***** PROVIDED MATERIAL

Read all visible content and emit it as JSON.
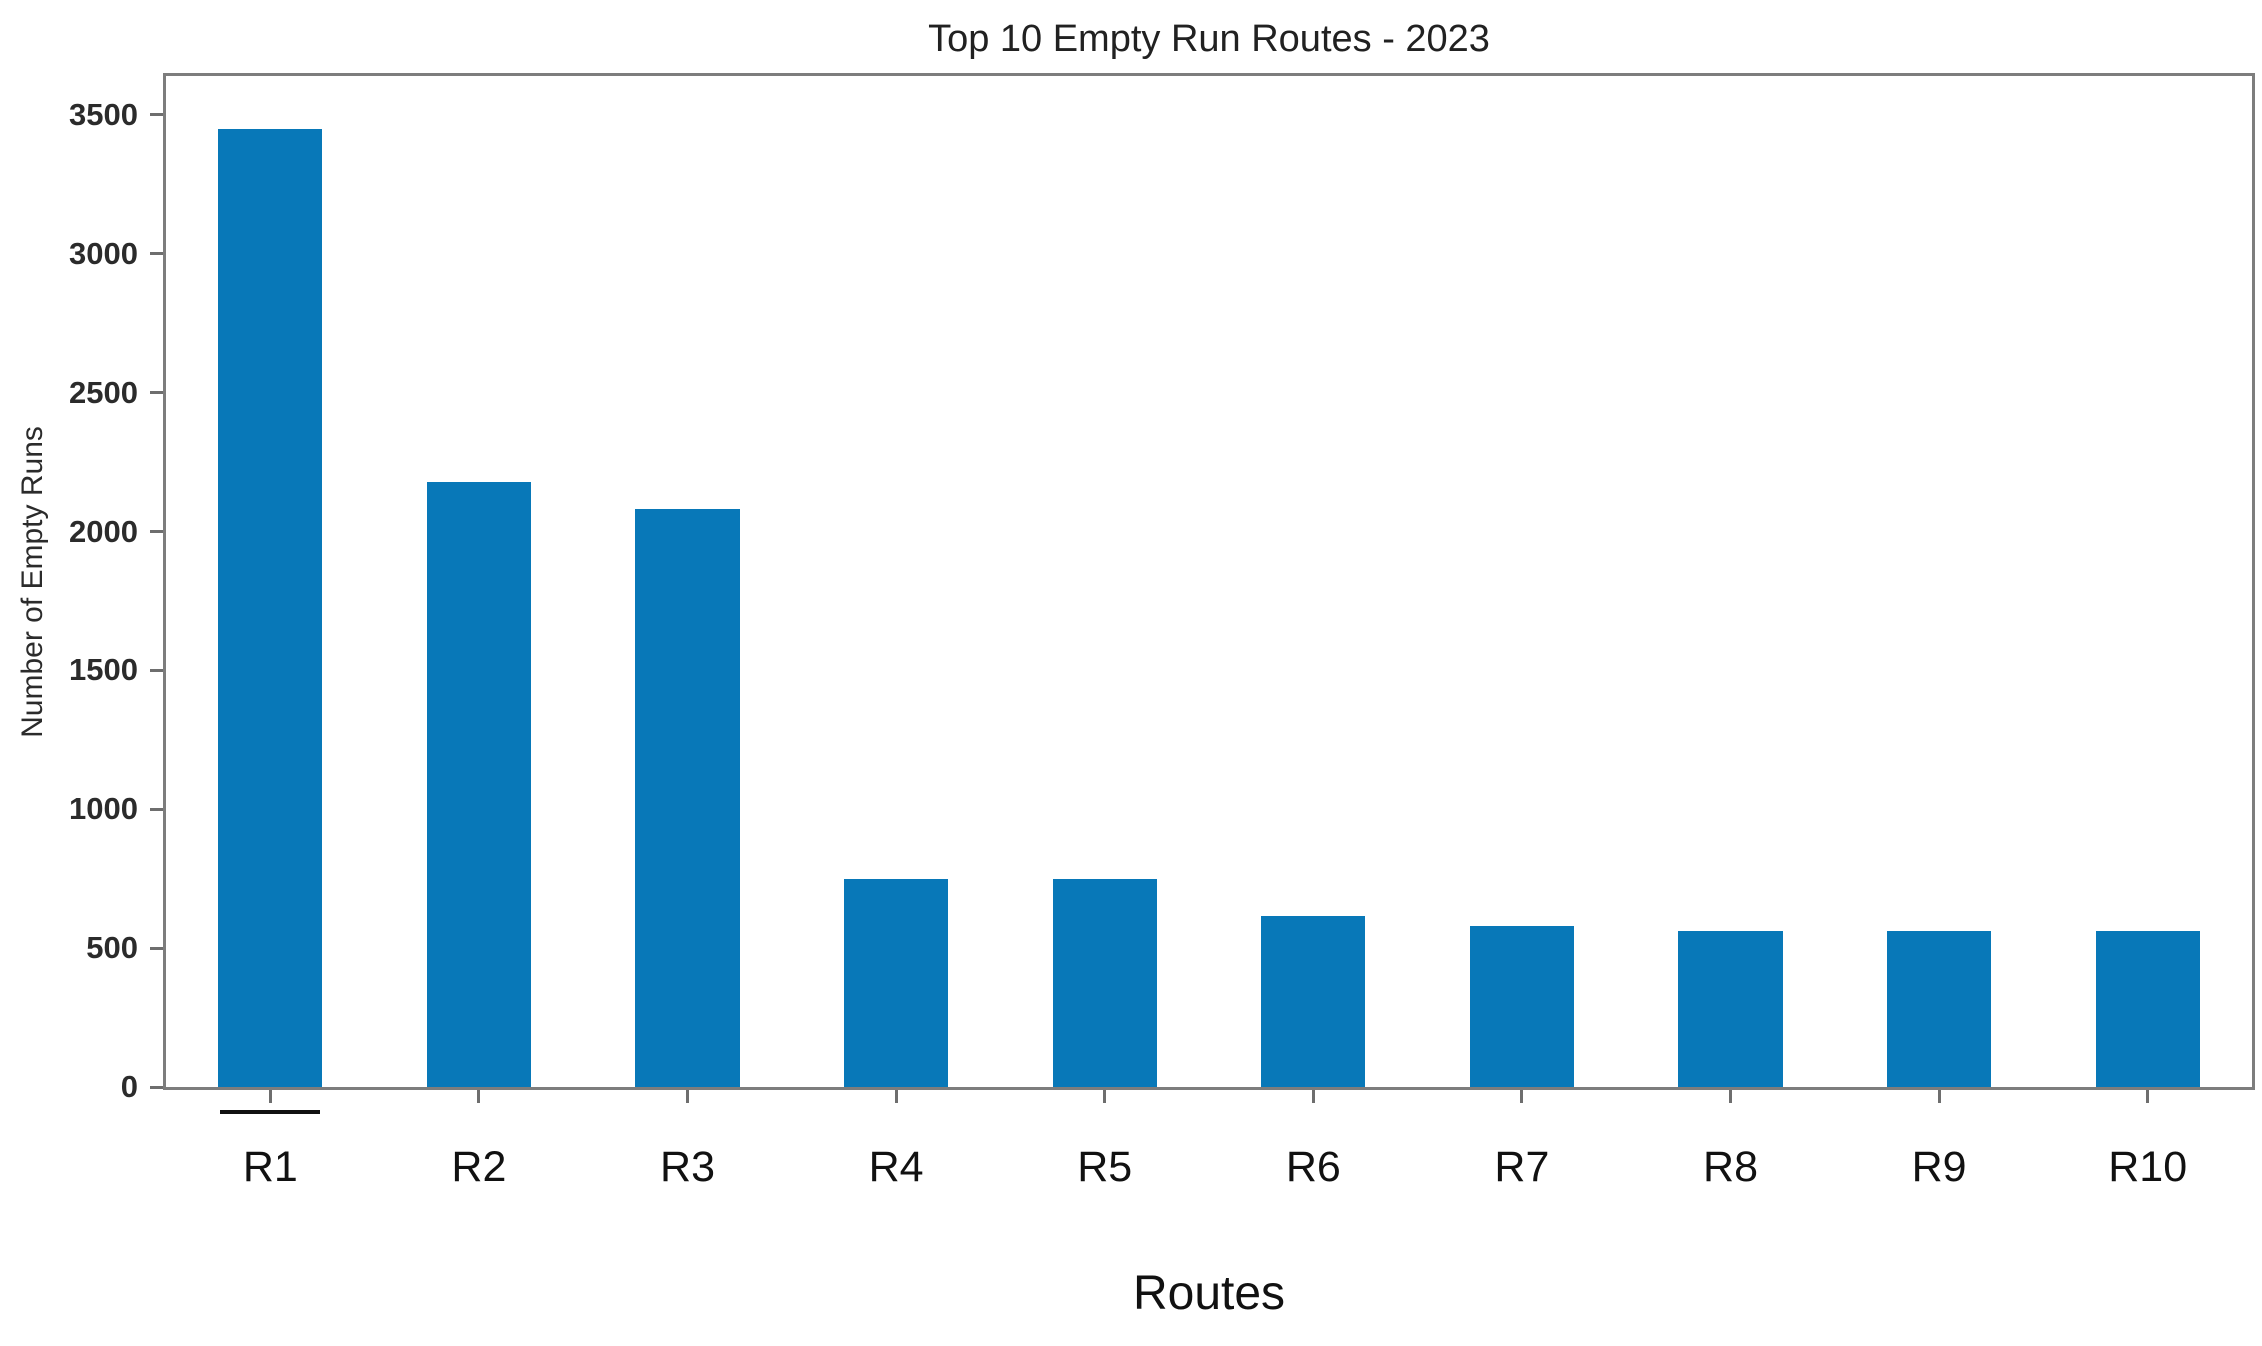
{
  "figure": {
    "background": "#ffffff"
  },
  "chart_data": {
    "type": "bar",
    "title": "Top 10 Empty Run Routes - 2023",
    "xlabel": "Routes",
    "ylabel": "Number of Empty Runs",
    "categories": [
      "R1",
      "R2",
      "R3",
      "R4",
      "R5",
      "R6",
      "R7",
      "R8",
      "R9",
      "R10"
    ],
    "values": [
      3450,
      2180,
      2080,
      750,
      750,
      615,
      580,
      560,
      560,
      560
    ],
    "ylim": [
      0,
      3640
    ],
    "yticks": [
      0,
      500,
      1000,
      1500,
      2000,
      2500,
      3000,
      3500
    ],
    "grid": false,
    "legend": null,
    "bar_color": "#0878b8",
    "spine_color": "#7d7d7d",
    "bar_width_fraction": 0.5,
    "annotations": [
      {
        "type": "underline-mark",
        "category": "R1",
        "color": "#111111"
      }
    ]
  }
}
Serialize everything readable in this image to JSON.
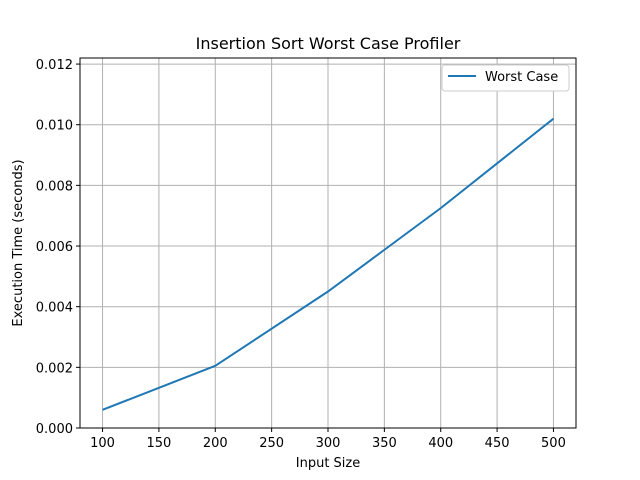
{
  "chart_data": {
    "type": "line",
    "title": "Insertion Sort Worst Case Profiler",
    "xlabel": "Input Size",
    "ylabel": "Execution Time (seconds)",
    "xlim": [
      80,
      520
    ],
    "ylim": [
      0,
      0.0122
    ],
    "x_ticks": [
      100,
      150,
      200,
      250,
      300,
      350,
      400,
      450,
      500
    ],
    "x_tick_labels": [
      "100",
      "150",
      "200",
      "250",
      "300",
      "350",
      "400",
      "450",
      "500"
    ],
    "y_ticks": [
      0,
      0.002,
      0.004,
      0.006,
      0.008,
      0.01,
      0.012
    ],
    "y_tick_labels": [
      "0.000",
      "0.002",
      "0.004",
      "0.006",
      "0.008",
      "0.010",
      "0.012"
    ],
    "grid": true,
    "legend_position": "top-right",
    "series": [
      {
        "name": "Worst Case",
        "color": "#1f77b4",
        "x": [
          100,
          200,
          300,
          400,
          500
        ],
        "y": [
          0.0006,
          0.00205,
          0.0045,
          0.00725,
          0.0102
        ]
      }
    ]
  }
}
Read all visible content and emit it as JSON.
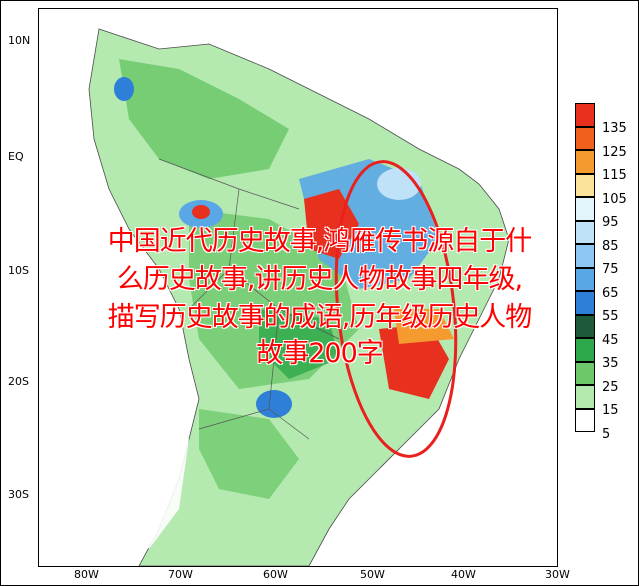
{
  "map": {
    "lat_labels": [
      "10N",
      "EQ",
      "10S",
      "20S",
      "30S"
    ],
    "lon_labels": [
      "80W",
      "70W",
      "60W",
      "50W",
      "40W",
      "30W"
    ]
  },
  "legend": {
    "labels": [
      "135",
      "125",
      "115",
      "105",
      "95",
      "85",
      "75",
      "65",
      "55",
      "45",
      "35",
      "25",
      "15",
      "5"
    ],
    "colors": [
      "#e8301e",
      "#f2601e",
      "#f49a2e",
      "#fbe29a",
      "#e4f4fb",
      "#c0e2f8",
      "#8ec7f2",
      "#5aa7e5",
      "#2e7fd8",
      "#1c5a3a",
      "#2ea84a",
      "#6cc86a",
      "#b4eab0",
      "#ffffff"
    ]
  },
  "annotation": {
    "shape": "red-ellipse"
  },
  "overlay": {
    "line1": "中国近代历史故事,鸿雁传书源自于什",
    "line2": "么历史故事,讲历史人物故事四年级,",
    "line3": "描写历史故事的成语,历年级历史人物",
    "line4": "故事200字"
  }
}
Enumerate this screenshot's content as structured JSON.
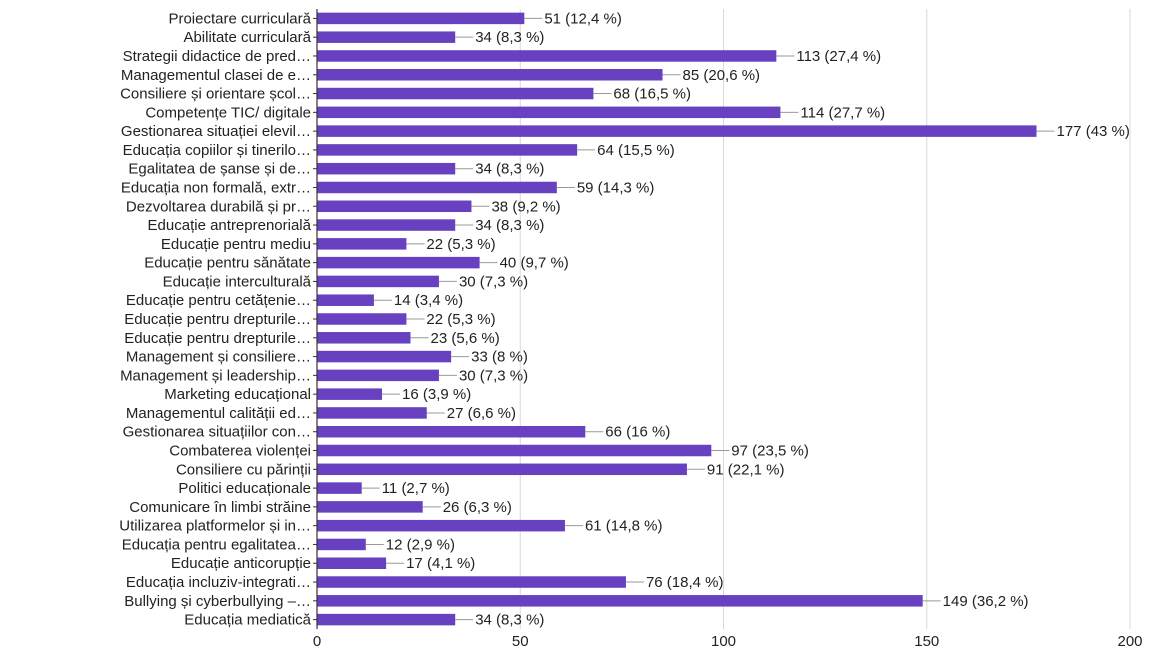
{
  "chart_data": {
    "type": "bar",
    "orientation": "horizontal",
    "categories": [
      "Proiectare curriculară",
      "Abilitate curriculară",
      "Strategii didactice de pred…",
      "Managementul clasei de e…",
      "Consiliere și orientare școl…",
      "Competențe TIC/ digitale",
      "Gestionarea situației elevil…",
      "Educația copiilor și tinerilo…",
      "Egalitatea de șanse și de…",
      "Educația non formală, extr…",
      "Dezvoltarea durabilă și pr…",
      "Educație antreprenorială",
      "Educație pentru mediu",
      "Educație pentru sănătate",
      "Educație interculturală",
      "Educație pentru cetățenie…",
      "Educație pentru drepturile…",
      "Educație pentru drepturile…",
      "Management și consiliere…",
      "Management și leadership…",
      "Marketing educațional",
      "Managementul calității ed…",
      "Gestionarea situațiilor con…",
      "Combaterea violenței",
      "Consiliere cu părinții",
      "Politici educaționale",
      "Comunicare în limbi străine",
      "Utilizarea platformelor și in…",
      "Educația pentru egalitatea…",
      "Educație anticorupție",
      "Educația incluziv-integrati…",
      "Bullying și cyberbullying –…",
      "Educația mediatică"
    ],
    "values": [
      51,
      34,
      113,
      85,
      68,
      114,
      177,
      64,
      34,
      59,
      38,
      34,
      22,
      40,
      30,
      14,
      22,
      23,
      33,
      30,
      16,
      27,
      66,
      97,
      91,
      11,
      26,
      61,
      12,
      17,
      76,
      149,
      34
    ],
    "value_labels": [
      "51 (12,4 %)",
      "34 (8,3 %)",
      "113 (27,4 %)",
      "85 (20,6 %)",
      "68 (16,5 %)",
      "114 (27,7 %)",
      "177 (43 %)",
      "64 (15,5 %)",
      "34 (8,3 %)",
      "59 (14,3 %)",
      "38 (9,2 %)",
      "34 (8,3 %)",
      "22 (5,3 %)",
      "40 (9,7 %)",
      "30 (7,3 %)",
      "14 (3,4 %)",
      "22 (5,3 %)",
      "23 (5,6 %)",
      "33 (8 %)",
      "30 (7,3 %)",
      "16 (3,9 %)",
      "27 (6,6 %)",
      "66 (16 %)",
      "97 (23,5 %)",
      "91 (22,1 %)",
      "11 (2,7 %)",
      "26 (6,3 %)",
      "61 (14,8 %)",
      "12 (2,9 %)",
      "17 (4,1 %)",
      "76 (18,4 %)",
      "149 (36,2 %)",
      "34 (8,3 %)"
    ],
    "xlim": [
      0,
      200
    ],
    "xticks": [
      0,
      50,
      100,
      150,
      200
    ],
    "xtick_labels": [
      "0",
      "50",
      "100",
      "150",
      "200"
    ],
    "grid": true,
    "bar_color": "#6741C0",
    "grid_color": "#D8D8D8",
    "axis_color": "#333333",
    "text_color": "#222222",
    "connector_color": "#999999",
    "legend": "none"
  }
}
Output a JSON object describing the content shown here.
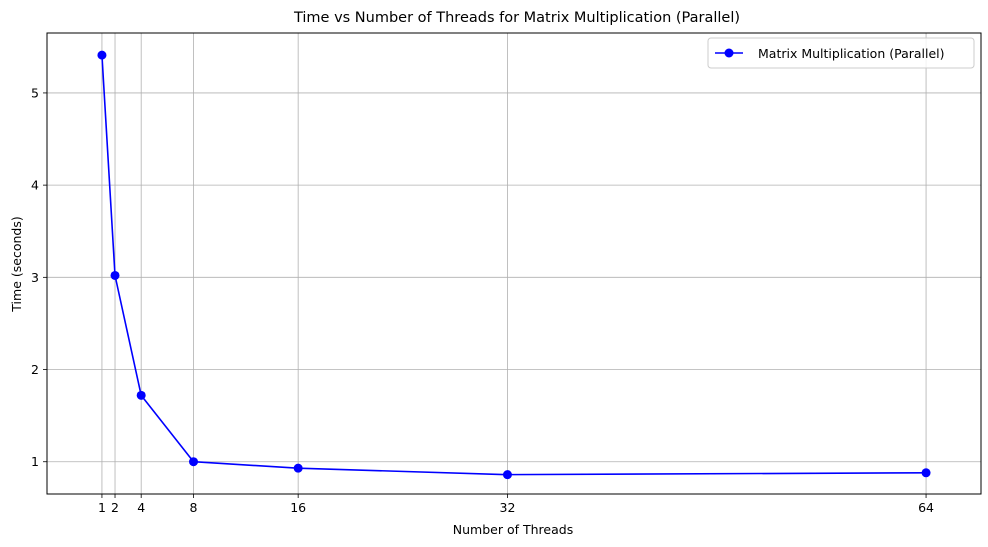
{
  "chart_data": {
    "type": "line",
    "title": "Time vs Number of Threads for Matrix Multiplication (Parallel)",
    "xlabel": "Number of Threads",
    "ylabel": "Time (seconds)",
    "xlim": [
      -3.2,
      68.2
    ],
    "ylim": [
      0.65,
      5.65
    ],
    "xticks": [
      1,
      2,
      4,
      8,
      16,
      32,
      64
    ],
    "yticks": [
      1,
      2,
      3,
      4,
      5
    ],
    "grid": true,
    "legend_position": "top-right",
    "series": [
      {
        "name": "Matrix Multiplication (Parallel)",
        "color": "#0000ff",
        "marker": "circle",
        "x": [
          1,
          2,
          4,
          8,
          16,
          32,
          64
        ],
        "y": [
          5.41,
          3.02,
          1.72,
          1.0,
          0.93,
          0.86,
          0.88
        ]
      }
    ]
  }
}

**********

▸ REQUIRED TASK
Identify the lines of the data that contain the word "JSON". Copy each of them.

▸ THE ANSWER
Read all visible content and emit it as JSON.
Serialize everything readable in this image to JSON.
Read all visible content and emit it as JSON.
Enumerate this screenshot's content as structured JSON.
Output a JSON object describing the content shown here.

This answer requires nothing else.